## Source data
-=-=-
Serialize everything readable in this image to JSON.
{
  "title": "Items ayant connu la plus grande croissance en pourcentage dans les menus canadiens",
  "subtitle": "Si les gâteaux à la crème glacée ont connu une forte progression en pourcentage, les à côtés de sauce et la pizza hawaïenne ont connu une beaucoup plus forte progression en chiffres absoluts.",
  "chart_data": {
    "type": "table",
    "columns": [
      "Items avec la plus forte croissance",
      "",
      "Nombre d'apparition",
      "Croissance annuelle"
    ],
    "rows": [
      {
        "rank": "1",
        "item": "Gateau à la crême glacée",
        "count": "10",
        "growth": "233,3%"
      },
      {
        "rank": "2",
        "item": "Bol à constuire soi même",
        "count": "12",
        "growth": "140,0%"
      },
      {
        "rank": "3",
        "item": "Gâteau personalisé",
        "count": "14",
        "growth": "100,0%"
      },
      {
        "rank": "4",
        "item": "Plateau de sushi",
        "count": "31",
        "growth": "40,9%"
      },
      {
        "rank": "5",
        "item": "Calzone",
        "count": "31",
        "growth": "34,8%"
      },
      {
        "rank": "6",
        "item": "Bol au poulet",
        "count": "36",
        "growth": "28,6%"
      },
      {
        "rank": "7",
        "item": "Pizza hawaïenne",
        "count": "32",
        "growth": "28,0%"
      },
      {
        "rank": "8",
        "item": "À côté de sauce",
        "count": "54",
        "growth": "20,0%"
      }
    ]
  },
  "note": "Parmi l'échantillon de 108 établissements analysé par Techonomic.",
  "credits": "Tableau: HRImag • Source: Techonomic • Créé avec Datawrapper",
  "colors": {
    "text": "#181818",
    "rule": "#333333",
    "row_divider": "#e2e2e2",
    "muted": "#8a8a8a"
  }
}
-=-=-
## Requirement
Above are some records. Print them all exactly.

## Response to the exercise
Serialize everything readable in this image to JSON.
{
  "title": "Items ayant connu la plus grande croissance en pourcentage dans les menus canadiens",
  "subtitle": "Si les gâteaux à la crème glacée ont connu une forte progression en pourcentage, les à côtés de sauce et la pizza hawaïenne ont connu une beaucoup plus forte progression en chiffres absoluts.",
  "chart_data": {
    "type": "table",
    "columns": [
      "Items avec la plus forte croissance",
      "",
      "Nombre d'apparition",
      "Croissance annuelle"
    ],
    "rows": [
      {
        "rank": "1",
        "item": "Gateau à la crême glacée",
        "count": "10",
        "growth": "233,3%"
      },
      {
        "rank": "2",
        "item": "Bol à constuire soi même",
        "count": "12",
        "growth": "140,0%"
      },
      {
        "rank": "3",
        "item": "Gâteau personalisé",
        "count": "14",
        "growth": "100,0%"
      },
      {
        "rank": "4",
        "item": "Plateau de sushi",
        "count": "31",
        "growth": "40,9%"
      },
      {
        "rank": "5",
        "item": "Calzone",
        "count": "31",
        "growth": "34,8%"
      },
      {
        "rank": "6",
        "item": "Bol au poulet",
        "count": "36",
        "growth": "28,6%"
      },
      {
        "rank": "7",
        "item": "Pizza hawaïenne",
        "count": "32",
        "growth": "28,0%"
      },
      {
        "rank": "8",
        "item": "À côté de sauce",
        "count": "54",
        "growth": "20,0%"
      }
    ]
  },
  "note": "Parmi l'échantillon de 108 établissements analysé par Techonomic.",
  "credits": "Tableau: HRImag • Source: Techonomic • Créé avec Datawrapper",
  "colors": {
    "text": "#181818",
    "rule": "#333333",
    "row_divider": "#e2e2e2",
    "muted": "#8a8a8a"
  }
}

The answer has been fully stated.